(GOAL OF THE EXERCISE):
Return every record verbatim.

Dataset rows
* BEGIN *
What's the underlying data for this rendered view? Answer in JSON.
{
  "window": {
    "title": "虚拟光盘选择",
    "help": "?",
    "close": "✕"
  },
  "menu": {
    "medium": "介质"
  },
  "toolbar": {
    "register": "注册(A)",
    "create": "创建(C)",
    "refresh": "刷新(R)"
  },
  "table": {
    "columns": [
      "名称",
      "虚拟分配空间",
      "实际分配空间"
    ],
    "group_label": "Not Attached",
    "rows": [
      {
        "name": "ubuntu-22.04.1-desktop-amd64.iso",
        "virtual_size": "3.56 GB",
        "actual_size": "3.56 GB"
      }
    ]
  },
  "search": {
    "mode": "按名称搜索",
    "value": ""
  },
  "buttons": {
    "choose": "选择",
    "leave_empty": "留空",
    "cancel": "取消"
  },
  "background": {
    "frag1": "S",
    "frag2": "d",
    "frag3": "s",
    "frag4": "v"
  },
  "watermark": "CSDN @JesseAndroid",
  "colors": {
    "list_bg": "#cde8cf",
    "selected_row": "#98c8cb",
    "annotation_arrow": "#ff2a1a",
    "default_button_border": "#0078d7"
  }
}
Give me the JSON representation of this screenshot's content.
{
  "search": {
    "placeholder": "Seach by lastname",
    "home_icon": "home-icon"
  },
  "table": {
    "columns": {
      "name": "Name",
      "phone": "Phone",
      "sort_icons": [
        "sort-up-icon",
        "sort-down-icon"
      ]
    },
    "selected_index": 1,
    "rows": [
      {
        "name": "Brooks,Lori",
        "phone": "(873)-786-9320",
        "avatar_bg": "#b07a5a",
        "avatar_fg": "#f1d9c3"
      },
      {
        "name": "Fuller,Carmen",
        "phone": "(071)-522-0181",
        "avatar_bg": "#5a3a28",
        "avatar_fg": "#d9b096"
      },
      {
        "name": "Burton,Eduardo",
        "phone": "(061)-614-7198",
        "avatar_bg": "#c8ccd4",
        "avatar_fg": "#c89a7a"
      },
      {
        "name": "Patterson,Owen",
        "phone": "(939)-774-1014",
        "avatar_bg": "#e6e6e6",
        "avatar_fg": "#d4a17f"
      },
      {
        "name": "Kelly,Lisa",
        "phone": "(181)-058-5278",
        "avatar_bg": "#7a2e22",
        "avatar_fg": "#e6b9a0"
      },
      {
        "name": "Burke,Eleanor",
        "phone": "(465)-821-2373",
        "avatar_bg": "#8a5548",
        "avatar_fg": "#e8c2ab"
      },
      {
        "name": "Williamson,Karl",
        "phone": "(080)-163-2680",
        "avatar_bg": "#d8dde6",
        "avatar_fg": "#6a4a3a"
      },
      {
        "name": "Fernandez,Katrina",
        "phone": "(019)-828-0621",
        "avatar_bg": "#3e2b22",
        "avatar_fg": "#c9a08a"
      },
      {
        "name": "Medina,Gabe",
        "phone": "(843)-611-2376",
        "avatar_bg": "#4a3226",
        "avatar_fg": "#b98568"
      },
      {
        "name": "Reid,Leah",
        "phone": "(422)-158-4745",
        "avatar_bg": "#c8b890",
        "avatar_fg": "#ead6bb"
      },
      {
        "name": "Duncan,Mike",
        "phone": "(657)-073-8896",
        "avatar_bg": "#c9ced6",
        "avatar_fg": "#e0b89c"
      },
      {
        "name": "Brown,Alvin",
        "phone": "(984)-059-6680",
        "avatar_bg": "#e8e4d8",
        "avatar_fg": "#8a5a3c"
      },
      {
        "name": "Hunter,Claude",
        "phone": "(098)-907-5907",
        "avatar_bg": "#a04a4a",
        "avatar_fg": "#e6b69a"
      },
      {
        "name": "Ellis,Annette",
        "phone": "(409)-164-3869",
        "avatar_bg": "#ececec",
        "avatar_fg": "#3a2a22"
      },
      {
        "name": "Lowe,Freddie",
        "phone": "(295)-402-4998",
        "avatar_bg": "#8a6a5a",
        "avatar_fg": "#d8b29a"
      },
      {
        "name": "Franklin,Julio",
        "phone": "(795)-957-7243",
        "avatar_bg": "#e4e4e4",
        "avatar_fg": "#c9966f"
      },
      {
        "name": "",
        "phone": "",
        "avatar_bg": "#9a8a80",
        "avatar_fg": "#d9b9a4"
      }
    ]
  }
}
* END *
(ANSWER):
What's the underlying data for this rendered view? Answer in JSON.
{
  "window": {
    "title": "虚拟光盘选择",
    "help": "?",
    "close": "✕"
  },
  "menu": {
    "medium": "介质"
  },
  "toolbar": {
    "register": "注册(A)",
    "create": "创建(C)",
    "refresh": "刷新(R)"
  },
  "table": {
    "columns": [
      "名称",
      "虚拟分配空间",
      "实际分配空间"
    ],
    "group_label": "Not Attached",
    "rows": [
      {
        "name": "ubuntu-22.04.1-desktop-amd64.iso",
        "virtual_size": "3.56 GB",
        "actual_size": "3.56 GB"
      }
    ]
  },
  "search": {
    "mode": "按名称搜索",
    "value": ""
  },
  "buttons": {
    "choose": "选择",
    "leave_empty": "留空",
    "cancel": "取消"
  },
  "background": {
    "frag1": "S",
    "frag2": "d",
    "frag3": "s",
    "frag4": "v"
  },
  "watermark": "CSDN @JesseAndroid",
  "colors": {
    "list_bg": "#cde8cf",
    "selected_row": "#98c8cb",
    "annotation_arrow": "#ff2a1a",
    "default_button_border": "#0078d7"
  }
}
Give me the JSON representation of this screenshot's content.
{
  "search": {
    "placeholder": "Seach by lastname",
    "home_icon": "home-icon"
  },
  "table": {
    "columns": {
      "name": "Name",
      "phone": "Phone",
      "sort_icons": [
        "sort-up-icon",
        "sort-down-icon"
      ]
    },
    "selected_index": 1,
    "rows": [
      {
        "name": "Brooks,Lori",
        "phone": "(873)-786-9320",
        "avatar_bg": "#b07a5a",
        "avatar_fg": "#f1d9c3"
      },
      {
        "name": "Fuller,Carmen",
        "phone": "(071)-522-0181",
        "avatar_bg": "#5a3a28",
        "avatar_fg": "#d9b096"
      },
      {
        "name": "Burton,Eduardo",
        "phone": "(061)-614-7198",
        "avatar_bg": "#c8ccd4",
        "avatar_fg": "#c89a7a"
      },
      {
        "name": "Patterson,Owen",
        "phone": "(939)-774-1014",
        "avatar_bg": "#e6e6e6",
        "avatar_fg": "#d4a17f"
      },
      {
        "name": "Kelly,Lisa",
        "phone": "(181)-058-5278",
        "avatar_bg": "#7a2e22",
        "avatar_fg": "#e6b9a0"
      },
      {
        "name": "Burke,Eleanor",
        "phone": "(465)-821-2373",
        "avatar_bg": "#8a5548",
        "avatar_fg": "#e8c2ab"
      },
      {
        "name": "Williamson,Karl",
        "phone": "(080)-163-2680",
        "avatar_bg": "#d8dde6",
        "avatar_fg": "#6a4a3a"
      },
      {
        "name": "Fernandez,Katrina",
        "phone": "(019)-828-0621",
        "avatar_bg": "#3e2b22",
        "avatar_fg": "#c9a08a"
      },
      {
        "name": "Medina,Gabe",
        "phone": "(843)-611-2376",
        "avatar_bg": "#4a3226",
        "avatar_fg": "#b98568"
      },
      {
        "name": "Reid,Leah",
        "phone": "(422)-158-4745",
        "avatar_bg": "#c8b890",
        "avatar_fg": "#ead6bb"
      },
      {
        "name": "Duncan,Mike",
        "phone": "(657)-073-8896",
        "avatar_bg": "#c9ced6",
        "avatar_fg": "#e0b89c"
      },
      {
        "name": "Brown,Alvin",
        "phone": "(984)-059-6680",
        "avatar_bg": "#e8e4d8",
        "avatar_fg": "#8a5a3c"
      },
      {
        "name": "Hunter,Claude",
        "phone": "(098)-907-5907",
        "avatar_bg": "#a04a4a",
        "avatar_fg": "#e6b69a"
      },
      {
        "name": "Ellis,Annette",
        "phone": "(409)-164-3869",
        "avatar_bg": "#ececec",
        "avatar_fg": "#3a2a22"
      },
      {
        "name": "Lowe,Freddie",
        "phone": "(295)-402-4998",
        "avatar_bg": "#8a6a5a",
        "avatar_fg": "#d8b29a"
      },
      {
        "name": "Franklin,Julio",
        "phone": "(795)-957-7243",
        "avatar_bg": "#e4e4e4",
        "avatar_fg": "#c9966f"
      },
      {
        "name": "",
        "phone": "",
        "avatar_bg": "#9a8a80",
        "avatar_fg": "#d9b9a4"
      }
    ]
  }
}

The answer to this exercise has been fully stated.